WHAT TO PRODUCE ->
Would you retype all of these records exactly?

Stored data:
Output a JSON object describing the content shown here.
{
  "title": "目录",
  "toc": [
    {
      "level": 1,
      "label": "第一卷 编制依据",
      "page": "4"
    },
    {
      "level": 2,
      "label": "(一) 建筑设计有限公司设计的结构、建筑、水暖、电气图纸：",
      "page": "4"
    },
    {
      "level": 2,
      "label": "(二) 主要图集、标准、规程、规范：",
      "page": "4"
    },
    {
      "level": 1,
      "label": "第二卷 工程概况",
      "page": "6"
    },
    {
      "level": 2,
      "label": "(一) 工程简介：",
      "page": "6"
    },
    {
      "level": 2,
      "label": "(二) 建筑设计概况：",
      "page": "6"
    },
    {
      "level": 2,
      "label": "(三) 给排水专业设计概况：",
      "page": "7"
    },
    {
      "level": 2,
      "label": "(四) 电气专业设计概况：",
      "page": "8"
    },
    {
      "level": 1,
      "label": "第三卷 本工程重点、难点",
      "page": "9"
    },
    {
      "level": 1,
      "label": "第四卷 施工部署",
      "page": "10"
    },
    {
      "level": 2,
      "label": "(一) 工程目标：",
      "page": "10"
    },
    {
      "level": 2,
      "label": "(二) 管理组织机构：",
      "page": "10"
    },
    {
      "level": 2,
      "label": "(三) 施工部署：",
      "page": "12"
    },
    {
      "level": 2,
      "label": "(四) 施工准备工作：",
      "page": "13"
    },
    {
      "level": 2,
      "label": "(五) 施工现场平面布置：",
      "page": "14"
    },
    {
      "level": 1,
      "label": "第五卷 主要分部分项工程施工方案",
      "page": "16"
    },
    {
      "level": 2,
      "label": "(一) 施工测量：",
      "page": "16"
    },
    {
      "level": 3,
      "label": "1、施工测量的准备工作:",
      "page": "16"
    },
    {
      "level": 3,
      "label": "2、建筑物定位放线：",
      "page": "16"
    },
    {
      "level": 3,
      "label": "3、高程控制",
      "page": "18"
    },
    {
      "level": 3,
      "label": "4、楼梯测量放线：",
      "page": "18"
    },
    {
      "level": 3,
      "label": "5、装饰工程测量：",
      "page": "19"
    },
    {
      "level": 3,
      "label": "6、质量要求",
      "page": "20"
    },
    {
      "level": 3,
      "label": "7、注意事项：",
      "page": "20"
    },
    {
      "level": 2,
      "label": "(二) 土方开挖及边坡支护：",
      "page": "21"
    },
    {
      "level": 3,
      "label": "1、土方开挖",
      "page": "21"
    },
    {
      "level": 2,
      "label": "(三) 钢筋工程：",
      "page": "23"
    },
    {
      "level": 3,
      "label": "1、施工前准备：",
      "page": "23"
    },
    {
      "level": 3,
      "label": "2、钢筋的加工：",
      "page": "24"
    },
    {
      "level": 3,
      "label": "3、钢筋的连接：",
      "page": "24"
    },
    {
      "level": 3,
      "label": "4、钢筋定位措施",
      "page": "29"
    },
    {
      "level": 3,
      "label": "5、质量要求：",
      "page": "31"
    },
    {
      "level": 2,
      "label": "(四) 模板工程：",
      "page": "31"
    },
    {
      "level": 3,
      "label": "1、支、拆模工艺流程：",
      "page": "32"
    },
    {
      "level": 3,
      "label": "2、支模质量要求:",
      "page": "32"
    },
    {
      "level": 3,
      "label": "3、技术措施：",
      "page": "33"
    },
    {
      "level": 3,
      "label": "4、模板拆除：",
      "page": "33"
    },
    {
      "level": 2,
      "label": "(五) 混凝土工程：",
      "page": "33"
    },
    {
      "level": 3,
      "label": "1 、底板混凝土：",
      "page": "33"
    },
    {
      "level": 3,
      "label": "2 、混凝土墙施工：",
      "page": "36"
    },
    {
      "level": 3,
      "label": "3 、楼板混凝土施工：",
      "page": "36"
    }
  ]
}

OUTPUT ->
Output a JSON object describing the content shown here.
{
  "title": "目录",
  "toc": [
    {
      "level": 1,
      "label": "第一卷 编制依据",
      "page": "4"
    },
    {
      "level": 2,
      "label": "(一) 建筑设计有限公司设计的结构、建筑、水暖、电气图纸：",
      "page": "4"
    },
    {
      "level": 2,
      "label": "(二) 主要图集、标准、规程、规范：",
      "page": "4"
    },
    {
      "level": 1,
      "label": "第二卷 工程概况",
      "page": "6"
    },
    {
      "level": 2,
      "label": "(一) 工程简介：",
      "page": "6"
    },
    {
      "level": 2,
      "label": "(二) 建筑设计概况：",
      "page": "6"
    },
    {
      "level": 2,
      "label": "(三) 给排水专业设计概况：",
      "page": "7"
    },
    {
      "level": 2,
      "label": "(四) 电气专业设计概况：",
      "page": "8"
    },
    {
      "level": 1,
      "label": "第三卷 本工程重点、难点",
      "page": "9"
    },
    {
      "level": 1,
      "label": "第四卷 施工部署",
      "page": "10"
    },
    {
      "level": 2,
      "label": "(一) 工程目标：",
      "page": "10"
    },
    {
      "level": 2,
      "label": "(二) 管理组织机构：",
      "page": "10"
    },
    {
      "level": 2,
      "label": "(三) 施工部署：",
      "page": "12"
    },
    {
      "level": 2,
      "label": "(四) 施工准备工作：",
      "page": "13"
    },
    {
      "level": 2,
      "label": "(五) 施工现场平面布置：",
      "page": "14"
    },
    {
      "level": 1,
      "label": "第五卷 主要分部分项工程施工方案",
      "page": "16"
    },
    {
      "level": 2,
      "label": "(一) 施工测量：",
      "page": "16"
    },
    {
      "level": 3,
      "label": "1、施工测量的准备工作:",
      "page": "16"
    },
    {
      "level": 3,
      "label": "2、建筑物定位放线：",
      "page": "16"
    },
    {
      "level": 3,
      "label": "3、高程控制",
      "page": "18"
    },
    {
      "level": 3,
      "label": "4、楼梯测量放线：",
      "page": "18"
    },
    {
      "level": 3,
      "label": "5、装饰工程测量：",
      "page": "19"
    },
    {
      "level": 3,
      "label": "6、质量要求",
      "page": "20"
    },
    {
      "level": 3,
      "label": "7、注意事项：",
      "page": "20"
    },
    {
      "level": 2,
      "label": "(二) 土方开挖及边坡支护：",
      "page": "21"
    },
    {
      "level": 3,
      "label": "1、土方开挖",
      "page": "21"
    },
    {
      "level": 2,
      "label": "(三) 钢筋工程：",
      "page": "23"
    },
    {
      "level": 3,
      "label": "1、施工前准备：",
      "page": "23"
    },
    {
      "level": 3,
      "label": "2、钢筋的加工：",
      "page": "24"
    },
    {
      "level": 3,
      "label": "3、钢筋的连接：",
      "page": "24"
    },
    {
      "level": 3,
      "label": "4、钢筋定位措施",
      "page": "29"
    },
    {
      "level": 3,
      "label": "5、质量要求：",
      "page": "31"
    },
    {
      "level": 2,
      "label": "(四) 模板工程：",
      "page": "31"
    },
    {
      "level": 3,
      "label": "1、支、拆模工艺流程：",
      "page": "32"
    },
    {
      "level": 3,
      "label": "2、支模质量要求:",
      "page": "32"
    },
    {
      "level": 3,
      "label": "3、技术措施：",
      "page": "33"
    },
    {
      "level": 3,
      "label": "4、模板拆除：",
      "page": "33"
    },
    {
      "level": 2,
      "label": "(五) 混凝土工程：",
      "page": "33"
    },
    {
      "level": 3,
      "label": "1 、底板混凝土：",
      "page": "33"
    },
    {
      "level": 3,
      "label": "2 、混凝土墙施工：",
      "page": "36"
    },
    {
      "level": 3,
      "label": "3 、楼板混凝土施工：",
      "page": "36"
    }
  ]
}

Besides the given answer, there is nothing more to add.